WHAT YOU WILL DO: Locate each line of the material that contains "работы", then return it.

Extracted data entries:
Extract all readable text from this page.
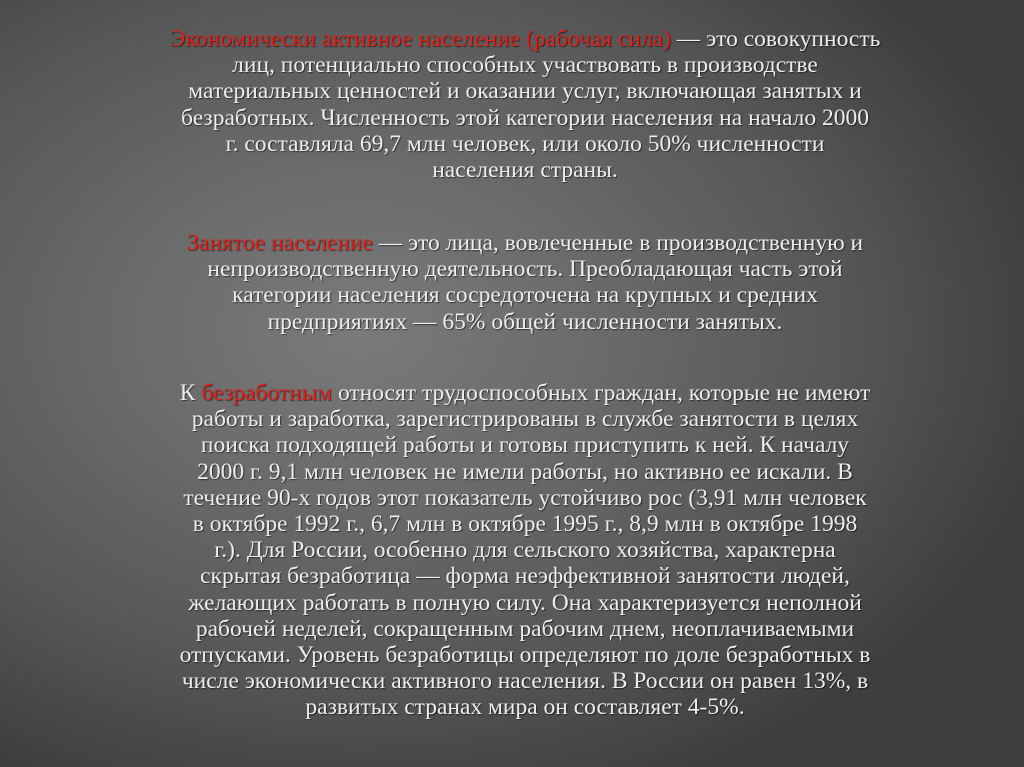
Экономически активное население (рабочая сила) — это совокупность
лиц, потенциально способных участвовать в производстве
материальных ценностей и оказании услуг, включающая занятых и
безработных. Численность этой категории населения на начало 2000
г. составляла 69,7 млн человек, или около 50% численности
населения страны.
Занятое население — это лица, вовлеченные в производственную и
непроизводственную деятельность. Преобладающая часть этой
категории населения сосредоточена на крупных и средних
предприятиях — 65% общей численности занятых.
К безработным относят трудоспособных граждан, которые не имеют
работы и заработка, зарегистрированы в службе занятости в целях
поиска подходящей работы и готовы приступить к ней. К началу
2000 г. 9,1 млн человек не имели работы, но активно ее искали. В
течение 90-х годов этот показатель устойчиво рос (3,91 млн человек
в октябре 1992 г., 6,7 млн в октябре 1995 г., 8,9 млн в октябре 1998
г.). Для России, особенно для сельского хозяйства, характерна
скрытая безработица — форма неэффективной занятости людей,
желающих работать в полную силу. Она характеризуется неполной
рабочей неделей, сокращенным рабочим днем, неоплачиваемыми
отпусками. Уровень безработицы определяют по доле безработных в
числе экономически активного населения. В России он равен 13%, в
развитых странах мира он составляет 4-5%.
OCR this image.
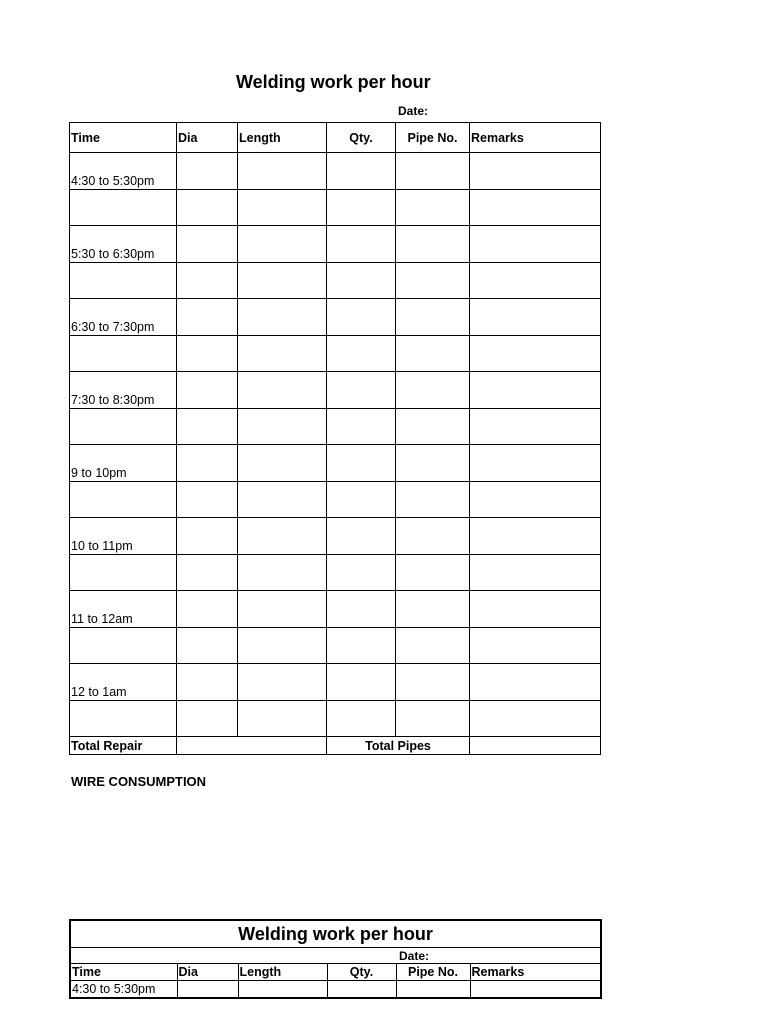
Welding work per hour
Date:
Time	Dia	Length	Qty.	Pipe No.	Remarks
4:30 to 5:30pm					

5:30 to 6:30pm					

6:30 to 7:30pm					

7:30 to 8:30pm					

9 to 10pm					

10 to 11pm					

11 to 12am					

12 to 1am					

Total Repair			Total Pipes		
WIRE CONSUMPTION
Welding work per hour					
Date:					
Time	Dia	Length	Qty.	Pipe No.	Remarks
4:30 to 5:30pm					
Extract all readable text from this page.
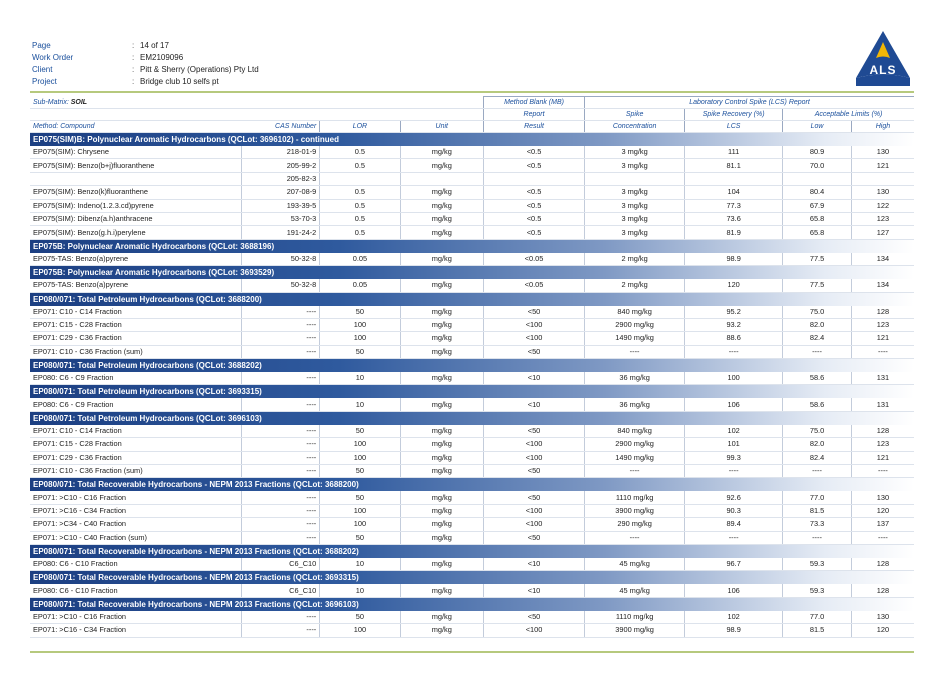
Page	: 14 of 17
Work Order	: EM2109096
Client	: Pitt & Sherry (Operations) Pty Ltd
Project	: Bridge club 10 selfs pt
ALS
Sub-Matrix: SOIL				Method Blank (MB)	Laboratory Control Spike (LCS) Report			
				Report	Spike	Spike Recovery (%)	Acceptable Limits (%)	
Method: Compound	CAS Number	LOR	Unit	Result	Concentration	LCS	Low	High
EP075(SIM)B: Polynuclear Aromatic Hydrocarbons (QCLot: 3696102) - continued								
EP075(SIM): Chrysene	218-01-9	0.5	mg/kg	<0.5	3 mg/kg	111	80.9	130
EP075(SIM): Benzo(b+j)fluoranthene	205-99-2	0.5	mg/kg	<0.5	3 mg/kg	81.1	70.0	121
	205-82-3							
EP075(SIM): Benzo(k)fluoranthene	207-08-9	0.5	mg/kg	<0.5	3 mg/kg	104	80.4	130
EP075(SIM): Indeno(1.2.3.cd)pyrene	193-39-5	0.5	mg/kg	<0.5	3 mg/kg	77.3	67.9	122
EP075(SIM): Dibenz(a.h)anthracene	53-70-3	0.5	mg/kg	<0.5	3 mg/kg	73.6	65.8	123
EP075(SIM): Benzo(g.h.i)perylene	191-24-2	0.5	mg/kg	<0.5	3 mg/kg	81.9	65.8	127
EP075B: Polynuclear Aromatic Hydrocarbons (QCLot: 3688196)								
EP075-TAS: Benzo(a)pyrene	50-32-8	0.05	mg/kg	<0.05	2 mg/kg	98.9	77.5	134
EP075B: Polynuclear Aromatic Hydrocarbons (QCLot: 3693529)								
EP075-TAS: Benzo(a)pyrene	50-32-8	0.05	mg/kg	<0.05	2 mg/kg	120	77.5	134
EP080/071: Total Petroleum Hydrocarbons (QCLot: 3688200)								
EP071: C10 - C14 Fraction	----	50	mg/kg	<50	840 mg/kg	95.2	75.0	128
EP071: C15 - C28 Fraction	----	100	mg/kg	<100	2900 mg/kg	93.2	82.0	123
EP071: C29 - C36 Fraction	----	100	mg/kg	<100	1490 mg/kg	88.6	82.4	121
EP071: C10 - C36 Fraction (sum)	----	50	mg/kg	<50	----	----	----	----
EP080/071: Total Petroleum Hydrocarbons (QCLot: 3688202)								
EP080: C6 - C9 Fraction	----	10	mg/kg	<10	36 mg/kg	100	58.6	131
EP080/071: Total Petroleum Hydrocarbons (QCLot: 3693315)								
EP080: C6 - C9 Fraction	----	10	mg/kg	<10	36 mg/kg	106	58.6	131
EP080/071: Total Petroleum Hydrocarbons (QCLot: 3696103)								
EP071: C10 - C14 Fraction	----	50	mg/kg	<50	840 mg/kg	102	75.0	128
EP071: C15 - C28 Fraction	----	100	mg/kg	<100	2900 mg/kg	101	82.0	123
EP071: C29 - C36 Fraction	----	100	mg/kg	<100	1490 mg/kg	99.3	82.4	121
EP071: C10 - C36 Fraction (sum)	----	50	mg/kg	<50	----	----	----	----
EP080/071: Total Recoverable Hydrocarbons - NEPM 2013 Fractions (QCLot: 3688200)								
EP071: >C10 - C16 Fraction	----	50	mg/kg	<50	1110 mg/kg	92.6	77.0	130
EP071: >C16 - C34 Fraction	----	100	mg/kg	<100	3900 mg/kg	90.3	81.5	120
EP071: >C34 - C40 Fraction	----	100	mg/kg	<100	290 mg/kg	89.4	73.3	137
EP071: >C10 - C40 Fraction (sum)	----	50	mg/kg	<50	----	----	----	----
EP080/071: Total Recoverable Hydrocarbons - NEPM 2013 Fractions (QCLot: 3688202)								
EP080: C6 - C10 Fraction	C6_C10	10	mg/kg	<10	45 mg/kg	96.7	59.3	128
EP080/071: Total Recoverable Hydrocarbons - NEPM 2013 Fractions (QCLot: 3693315)								
EP080: C6 - C10 Fraction	C6_C10	10	mg/kg	<10	45 mg/kg	106	59.3	128
EP080/071: Total Recoverable Hydrocarbons - NEPM 2013 Fractions (QCLot: 3696103)								
EP071: >C10 - C16 Fraction	----	50	mg/kg	<50	1110 mg/kg	102	77.0	130
EP071: >C16 - C34 Fraction	----	100	mg/kg	<100	3900 mg/kg	98.9	81.5	120
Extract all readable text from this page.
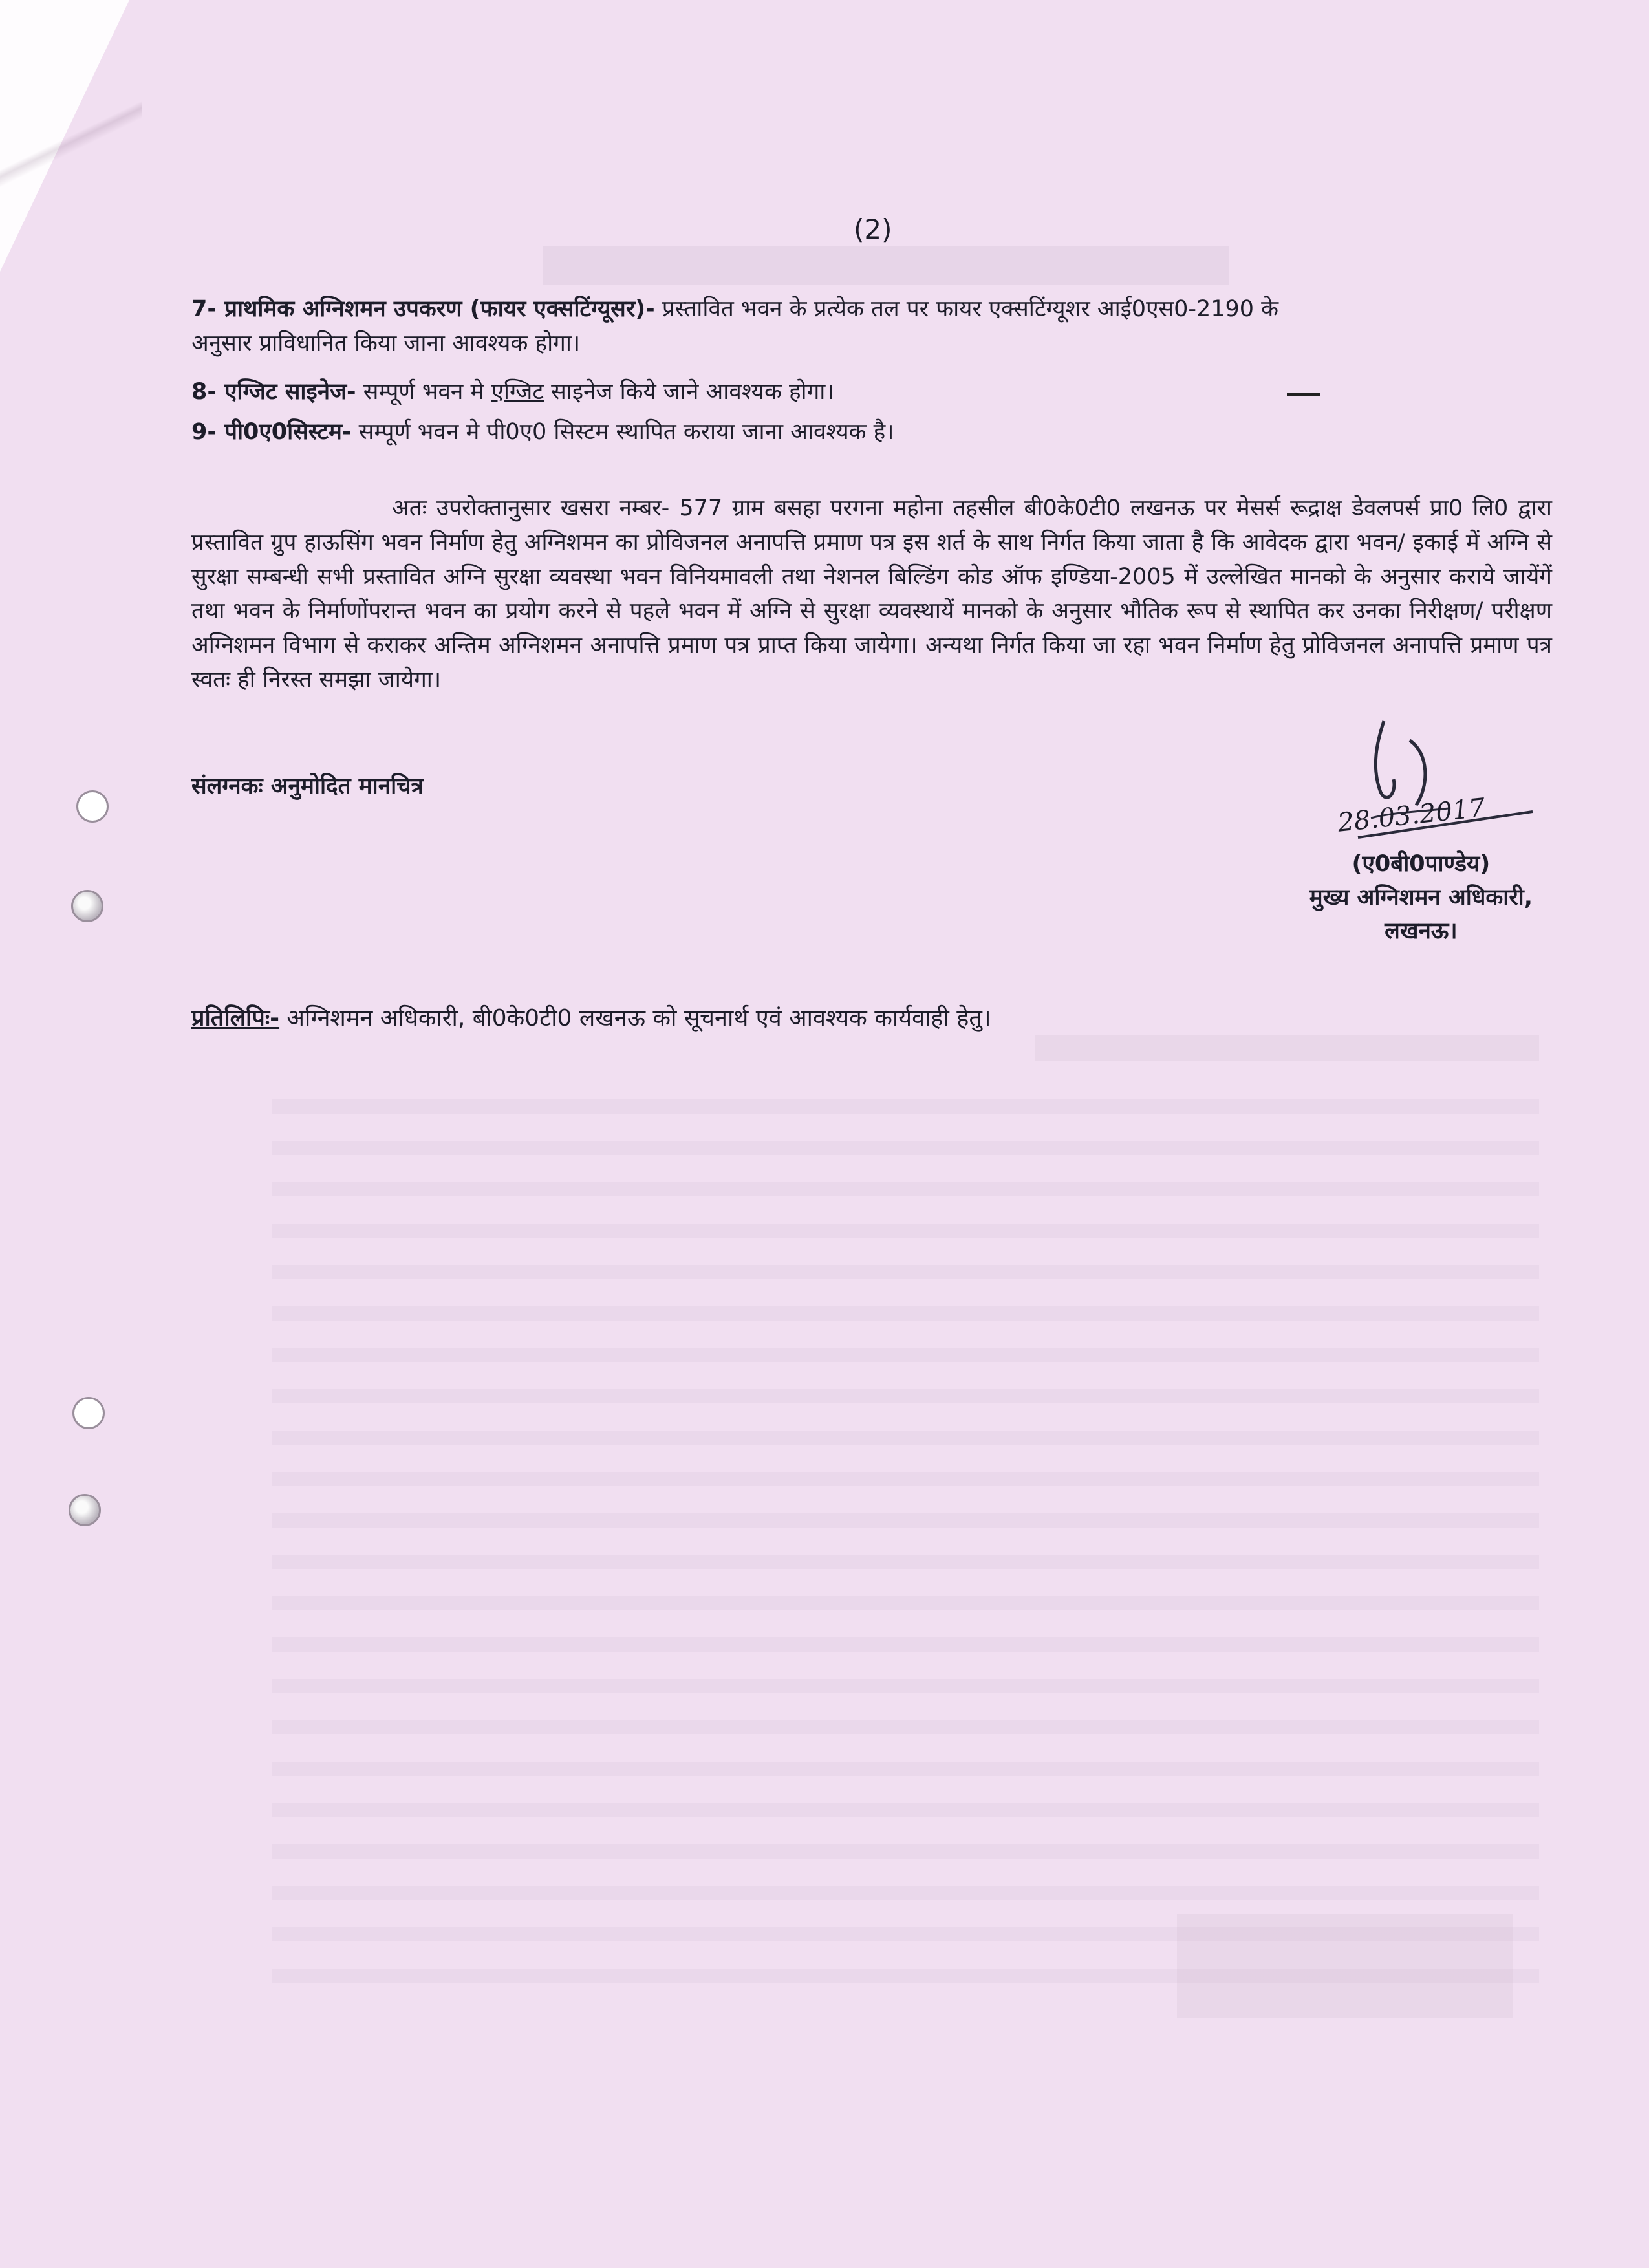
(2)
7- प्राथमिक अग्निशमन उपकरण (फायर एक्सटिंग्यूसर)- प्रस्तावित भवन के प्रत्येक तल पर फायर एक्सटिंग्यूशर आई0एस0-2190 के
अनुसार प्राविधानित किया जाना आवश्यक होगा।
8- एग्जिट साइनेज- सम्पूर्ण भवन मे एग्जिट साइनेज किये जाने आवश्यक होगा।
9- पी0ए0सिस्टम- सम्पूर्ण भवन मे पी0ए0 सिस्टम स्थापित कराया जाना आवश्यक है।
अतः उपरोक्तानुसार खसरा नम्बर- 577 ग्राम बसहा परगना महोना तहसील बी0के0टी0 लखनऊ पर मेसर्स रूद्राक्ष डेवलपर्स प्रा0 लि0 द्वारा प्रस्तावित ग्रुप हाऊसिंग भवन निर्माण हेतु अग्निशमन का प्रोविजनल अनापत्ति प्रमाण पत्र इस शर्त के साथ निर्गत किया जाता है कि आवेदक द्वारा भवन/ इकाई में अग्नि से सुरक्षा सम्बन्धी सभी प्रस्तावित अग्नि सुरक्षा व्यवस्था भवन विनियमावली तथा नेशनल बिल्डिंग कोड ऑफ इण्डिया-2005 में उल्लेखित मानको के अनुसार कराये जायेंगें तथा भवन के निर्माणोंपरान्त भवन का प्रयोग करने से पहले भवन में अग्नि से सुरक्षा व्यवस्थायें मानको के अनुसार भौतिक रूप से स्थापित कर उनका निरीक्षण/ परीक्षण अग्निशमन विभाग से कराकर अन्तिम अग्निशमन अनापत्ति प्रमाण पत्र प्राप्त किया जायेगा। अन्यथा निर्गत किया जा रहा भवन निर्माण हेतु प्रोविजनल अनापत्ति प्रमाण पत्र स्वतः ही निरस्त समझा जायेगा।
संलग्नकः अनुमोदित मानचित्र
28.03.2017
(ए0बी0पाण्डेय)
मुख्य अग्निशमन अधिकारी,
लखनऊ।
प्रतिलिपिः- अग्निशमन अधिकारी, बी0के0टी0 लखनऊ को सूचनार्थ एवं आवश्यक कार्यवाही हेतु।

THE RESPONSE:
работы и заработка, зарегистрированы в службе занятости в целях
поиска подходящей работы и готовы приступить к ней. К началу
2000 г. 9,1 млн человек не имели работы, но активно ее искали. В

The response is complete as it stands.